* begin EXERCISE MATERIALS *

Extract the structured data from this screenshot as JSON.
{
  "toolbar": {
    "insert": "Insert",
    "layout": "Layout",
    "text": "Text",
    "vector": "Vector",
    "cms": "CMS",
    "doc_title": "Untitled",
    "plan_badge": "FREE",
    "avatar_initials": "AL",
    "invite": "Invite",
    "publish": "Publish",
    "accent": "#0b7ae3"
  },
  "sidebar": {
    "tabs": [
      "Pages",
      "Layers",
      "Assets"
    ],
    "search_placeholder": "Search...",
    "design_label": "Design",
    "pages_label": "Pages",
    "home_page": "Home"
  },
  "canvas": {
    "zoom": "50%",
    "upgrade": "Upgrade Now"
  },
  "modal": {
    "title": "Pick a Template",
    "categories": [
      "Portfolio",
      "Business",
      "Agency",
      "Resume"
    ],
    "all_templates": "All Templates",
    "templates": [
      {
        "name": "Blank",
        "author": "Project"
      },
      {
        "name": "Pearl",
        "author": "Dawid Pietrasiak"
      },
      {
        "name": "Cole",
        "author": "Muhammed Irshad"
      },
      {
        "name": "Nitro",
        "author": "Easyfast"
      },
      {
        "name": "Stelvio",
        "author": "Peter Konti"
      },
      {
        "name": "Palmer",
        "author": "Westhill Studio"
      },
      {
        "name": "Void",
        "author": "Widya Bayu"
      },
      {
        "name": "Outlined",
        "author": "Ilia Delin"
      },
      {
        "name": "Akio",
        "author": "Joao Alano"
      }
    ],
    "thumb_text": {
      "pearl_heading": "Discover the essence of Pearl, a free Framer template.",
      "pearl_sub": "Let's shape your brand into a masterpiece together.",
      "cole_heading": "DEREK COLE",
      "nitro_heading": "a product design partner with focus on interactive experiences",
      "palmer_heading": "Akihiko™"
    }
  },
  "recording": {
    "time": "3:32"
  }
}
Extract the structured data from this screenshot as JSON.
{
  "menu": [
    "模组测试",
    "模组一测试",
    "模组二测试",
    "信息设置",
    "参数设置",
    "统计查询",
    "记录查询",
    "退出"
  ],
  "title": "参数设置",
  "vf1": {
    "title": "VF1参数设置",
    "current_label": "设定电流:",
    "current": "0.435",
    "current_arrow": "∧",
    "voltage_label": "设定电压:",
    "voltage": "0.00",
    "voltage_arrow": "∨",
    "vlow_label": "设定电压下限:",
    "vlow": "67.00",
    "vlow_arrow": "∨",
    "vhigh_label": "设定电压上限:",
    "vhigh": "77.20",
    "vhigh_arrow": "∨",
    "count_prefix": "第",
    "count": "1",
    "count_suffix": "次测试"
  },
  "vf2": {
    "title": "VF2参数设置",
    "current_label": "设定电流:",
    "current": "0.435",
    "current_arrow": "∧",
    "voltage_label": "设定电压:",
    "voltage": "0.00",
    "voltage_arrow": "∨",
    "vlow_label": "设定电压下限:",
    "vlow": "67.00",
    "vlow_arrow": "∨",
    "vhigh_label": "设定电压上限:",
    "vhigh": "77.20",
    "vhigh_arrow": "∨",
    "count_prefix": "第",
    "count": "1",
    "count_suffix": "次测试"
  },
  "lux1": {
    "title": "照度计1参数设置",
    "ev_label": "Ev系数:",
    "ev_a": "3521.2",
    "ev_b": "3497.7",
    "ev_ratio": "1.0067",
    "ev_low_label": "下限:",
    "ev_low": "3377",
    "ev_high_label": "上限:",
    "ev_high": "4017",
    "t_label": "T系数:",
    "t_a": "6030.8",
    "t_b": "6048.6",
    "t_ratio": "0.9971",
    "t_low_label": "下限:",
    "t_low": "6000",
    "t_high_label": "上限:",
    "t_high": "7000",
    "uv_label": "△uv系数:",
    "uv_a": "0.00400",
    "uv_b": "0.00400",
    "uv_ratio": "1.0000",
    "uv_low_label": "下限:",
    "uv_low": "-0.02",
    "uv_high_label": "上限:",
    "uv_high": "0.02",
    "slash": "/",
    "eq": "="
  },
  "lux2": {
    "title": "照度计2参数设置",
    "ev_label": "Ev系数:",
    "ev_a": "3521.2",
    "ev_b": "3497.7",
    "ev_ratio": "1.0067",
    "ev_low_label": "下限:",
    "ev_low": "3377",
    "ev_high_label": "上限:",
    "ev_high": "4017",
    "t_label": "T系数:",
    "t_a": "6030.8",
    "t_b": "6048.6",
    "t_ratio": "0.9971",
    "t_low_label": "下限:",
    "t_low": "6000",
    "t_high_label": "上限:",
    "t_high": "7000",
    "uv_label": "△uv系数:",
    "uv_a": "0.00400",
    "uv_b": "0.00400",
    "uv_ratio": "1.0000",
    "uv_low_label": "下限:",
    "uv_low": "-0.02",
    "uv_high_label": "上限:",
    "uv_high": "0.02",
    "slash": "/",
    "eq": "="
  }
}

* end EXERCISE MATERIALS *

* [TO DO]:
Quote all of the entries verbatim.

* [THE COMPLETED TASK]:
Extract the structured data from this screenshot as JSON.
{
  "toolbar": {
    "insert": "Insert",
    "layout": "Layout",
    "text": "Text",
    "vector": "Vector",
    "cms": "CMS",
    "doc_title": "Untitled",
    "plan_badge": "FREE",
    "avatar_initials": "AL",
    "invite": "Invite",
    "publish": "Publish",
    "accent": "#0b7ae3"
  },
  "sidebar": {
    "tabs": [
      "Pages",
      "Layers",
      "Assets"
    ],
    "search_placeholder": "Search...",
    "design_label": "Design",
    "pages_label": "Pages",
    "home_page": "Home"
  },
  "canvas": {
    "zoom": "50%",
    "upgrade": "Upgrade Now"
  },
  "modal": {
    "title": "Pick a Template",
    "categories": [
      "Portfolio",
      "Business",
      "Agency",
      "Resume"
    ],
    "all_templates": "All Templates",
    "templates": [
      {
        "name": "Blank",
        "author": "Project"
      },
      {
        "name": "Pearl",
        "author": "Dawid Pietrasiak"
      },
      {
        "name": "Cole",
        "author": "Muhammed Irshad"
      },
      {
        "name": "Nitro",
        "author": "Easyfast"
      },
      {
        "name": "Stelvio",
        "author": "Peter Konti"
      },
      {
        "name": "Palmer",
        "author": "Westhill Studio"
      },
      {
        "name": "Void",
        "author": "Widya Bayu"
      },
      {
        "name": "Outlined",
        "author": "Ilia Delin"
      },
      {
        "name": "Akio",
        "author": "Joao Alano"
      }
    ],
    "thumb_text": {
      "pearl_heading": "Discover the essence of Pearl, a free Framer template.",
      "pearl_sub": "Let's shape your brand into a masterpiece together.",
      "cole_heading": "DEREK COLE",
      "nitro_heading": "a product design partner with focus on interactive experiences",
      "palmer_heading": "Akihiko™"
    }
  },
  "recording": {
    "time": "3:32"
  }
}
Extract the structured data from this screenshot as JSON.
{
  "menu": [
    "模组测试",
    "模组一测试",
    "模组二测试",
    "信息设置",
    "参数设置",
    "统计查询",
    "记录查询",
    "退出"
  ],
  "title": "参数设置",
  "vf1": {
    "title": "VF1参数设置",
    "current_label": "设定电流:",
    "current": "0.435",
    "current_arrow": "∧",
    "voltage_label": "设定电压:",
    "voltage": "0.00",
    "voltage_arrow": "∨",
    "vlow_label": "设定电压下限:",
    "vlow": "67.00",
    "vlow_arrow": "∨",
    "vhigh_label": "设定电压上限:",
    "vhigh": "77.20",
    "vhigh_arrow": "∨",
    "count_prefix": "第",
    "count": "1",
    "count_suffix": "次测试"
  },
  "vf2": {
    "title": "VF2参数设置",
    "current_label": "设定电流:",
    "current": "0.435",
    "current_arrow": "∧",
    "voltage_label": "设定电压:",
    "voltage": "0.00",
    "voltage_arrow": "∨",
    "vlow_label": "设定电压下限:",
    "vlow": "67.00",
    "vlow_arrow": "∨",
    "vhigh_label": "设定电压上限:",
    "vhigh": "77.20",
    "vhigh_arrow": "∨",
    "count_prefix": "第",
    "count": "1",
    "count_suffix": "次测试"
  },
  "lux1": {
    "title": "照度计1参数设置",
    "ev_label": "Ev系数:",
    "ev_a": "3521.2",
    "ev_b": "3497.7",
    "ev_ratio": "1.0067",
    "ev_low_label": "下限:",
    "ev_low": "3377",
    "ev_high_label": "上限:",
    "ev_high": "4017",
    "t_label": "T系数:",
    "t_a": "6030.8",
    "t_b": "6048.6",
    "t_ratio": "0.9971",
    "t_low_label": "下限:",
    "t_low": "6000",
    "t_high_label": "上限:",
    "t_high": "7000",
    "uv_label": "△uv系数:",
    "uv_a": "0.00400",
    "uv_b": "0.00400",
    "uv_ratio": "1.0000",
    "uv_low_label": "下限:",
    "uv_low": "-0.02",
    "uv_high_label": "上限:",
    "uv_high": "0.02",
    "slash": "/",
    "eq": "="
  },
  "lux2": {
    "title": "照度计2参数设置",
    "ev_label": "Ev系数:",
    "ev_a": "3521.2",
    "ev_b": "3497.7",
    "ev_ratio": "1.0067",
    "ev_low_label": "下限:",
    "ev_low": "3377",
    "ev_high_label": "上限:",
    "ev_high": "4017",
    "t_label": "T系数:",
    "t_a": "6030.8",
    "t_b": "6048.6",
    "t_ratio": "0.9971",
    "t_low_label": "下限:",
    "t_low": "6000",
    "t_high_label": "上限:",
    "t_high": "7000",
    "uv_label": "△uv系数:",
    "uv_a": "0.00400",
    "uv_b": "0.00400",
    "uv_ratio": "1.0000",
    "uv_low_label": "下限:",
    "uv_low": "-0.02",
    "uv_high_label": "上限:",
    "uv_high": "0.02",
    "slash": "/",
    "eq": "="
  }
}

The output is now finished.